Keep only those lines of the records that include the string "name".

— Start Supplied material —

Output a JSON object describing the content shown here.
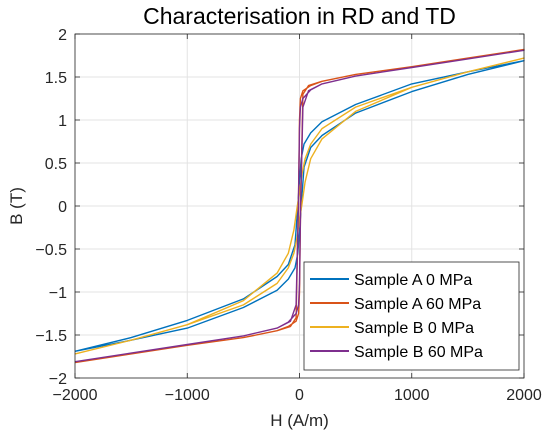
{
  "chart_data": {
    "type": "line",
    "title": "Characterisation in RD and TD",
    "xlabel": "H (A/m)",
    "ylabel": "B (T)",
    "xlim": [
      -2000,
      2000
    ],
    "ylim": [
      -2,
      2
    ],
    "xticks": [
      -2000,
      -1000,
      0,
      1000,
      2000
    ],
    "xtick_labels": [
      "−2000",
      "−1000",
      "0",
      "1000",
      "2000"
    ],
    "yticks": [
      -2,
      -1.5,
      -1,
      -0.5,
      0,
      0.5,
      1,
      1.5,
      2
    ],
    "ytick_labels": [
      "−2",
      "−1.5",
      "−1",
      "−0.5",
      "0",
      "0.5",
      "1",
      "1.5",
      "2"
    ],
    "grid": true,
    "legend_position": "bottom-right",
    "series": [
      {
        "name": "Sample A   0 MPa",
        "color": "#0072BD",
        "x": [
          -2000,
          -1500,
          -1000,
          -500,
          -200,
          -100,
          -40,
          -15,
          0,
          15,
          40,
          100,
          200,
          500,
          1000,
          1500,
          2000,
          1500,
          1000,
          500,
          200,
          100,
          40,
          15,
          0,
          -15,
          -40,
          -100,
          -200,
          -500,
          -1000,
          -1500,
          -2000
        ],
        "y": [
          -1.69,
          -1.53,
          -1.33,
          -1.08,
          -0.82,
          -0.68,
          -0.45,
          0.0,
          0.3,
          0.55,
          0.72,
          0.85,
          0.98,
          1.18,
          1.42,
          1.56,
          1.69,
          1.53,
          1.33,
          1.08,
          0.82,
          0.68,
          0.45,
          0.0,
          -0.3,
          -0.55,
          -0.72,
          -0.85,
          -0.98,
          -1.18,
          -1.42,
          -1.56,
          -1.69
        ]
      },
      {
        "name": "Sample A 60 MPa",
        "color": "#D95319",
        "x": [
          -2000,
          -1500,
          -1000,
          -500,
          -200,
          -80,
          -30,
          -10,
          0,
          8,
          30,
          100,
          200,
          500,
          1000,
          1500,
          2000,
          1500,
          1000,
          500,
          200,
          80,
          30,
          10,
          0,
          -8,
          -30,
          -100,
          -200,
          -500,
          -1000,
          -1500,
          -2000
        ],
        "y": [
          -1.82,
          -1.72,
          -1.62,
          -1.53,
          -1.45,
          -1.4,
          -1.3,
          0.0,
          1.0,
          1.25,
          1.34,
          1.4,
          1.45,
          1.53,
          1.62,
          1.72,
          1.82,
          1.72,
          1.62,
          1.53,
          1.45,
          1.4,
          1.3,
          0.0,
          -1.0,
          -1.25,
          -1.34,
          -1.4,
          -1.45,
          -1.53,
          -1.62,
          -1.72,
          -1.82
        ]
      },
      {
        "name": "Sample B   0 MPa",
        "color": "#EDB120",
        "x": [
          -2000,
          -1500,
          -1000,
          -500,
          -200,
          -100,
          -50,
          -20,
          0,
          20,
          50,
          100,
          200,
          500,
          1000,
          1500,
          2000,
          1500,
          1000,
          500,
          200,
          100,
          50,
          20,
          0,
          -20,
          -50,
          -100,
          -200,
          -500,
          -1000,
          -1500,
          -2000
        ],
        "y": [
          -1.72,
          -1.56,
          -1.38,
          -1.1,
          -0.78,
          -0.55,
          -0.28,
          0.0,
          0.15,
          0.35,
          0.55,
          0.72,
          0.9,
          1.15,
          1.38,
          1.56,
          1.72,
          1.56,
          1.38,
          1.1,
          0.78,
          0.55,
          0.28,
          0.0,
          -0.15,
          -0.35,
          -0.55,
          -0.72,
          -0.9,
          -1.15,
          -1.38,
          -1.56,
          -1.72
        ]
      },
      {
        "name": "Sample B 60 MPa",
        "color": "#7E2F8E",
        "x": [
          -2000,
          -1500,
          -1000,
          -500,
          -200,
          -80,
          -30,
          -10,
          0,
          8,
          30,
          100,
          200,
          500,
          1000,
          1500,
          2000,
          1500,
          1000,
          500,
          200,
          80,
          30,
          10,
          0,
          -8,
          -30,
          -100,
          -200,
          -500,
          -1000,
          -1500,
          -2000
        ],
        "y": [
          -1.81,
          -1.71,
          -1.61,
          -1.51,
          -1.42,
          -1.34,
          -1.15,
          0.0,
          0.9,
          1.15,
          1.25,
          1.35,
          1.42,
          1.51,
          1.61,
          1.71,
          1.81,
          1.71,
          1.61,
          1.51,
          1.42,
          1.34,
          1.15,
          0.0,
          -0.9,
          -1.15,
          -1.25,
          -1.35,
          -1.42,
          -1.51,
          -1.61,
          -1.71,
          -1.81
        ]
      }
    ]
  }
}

— End Supplied material —

- **Answer for this exercise**
        "name": "Sample A   0 MPa",
        "name": "Sample A 60 MPa",
        "name": "Sample B   0 MPa",
        "name": "Sample B 60 MPa",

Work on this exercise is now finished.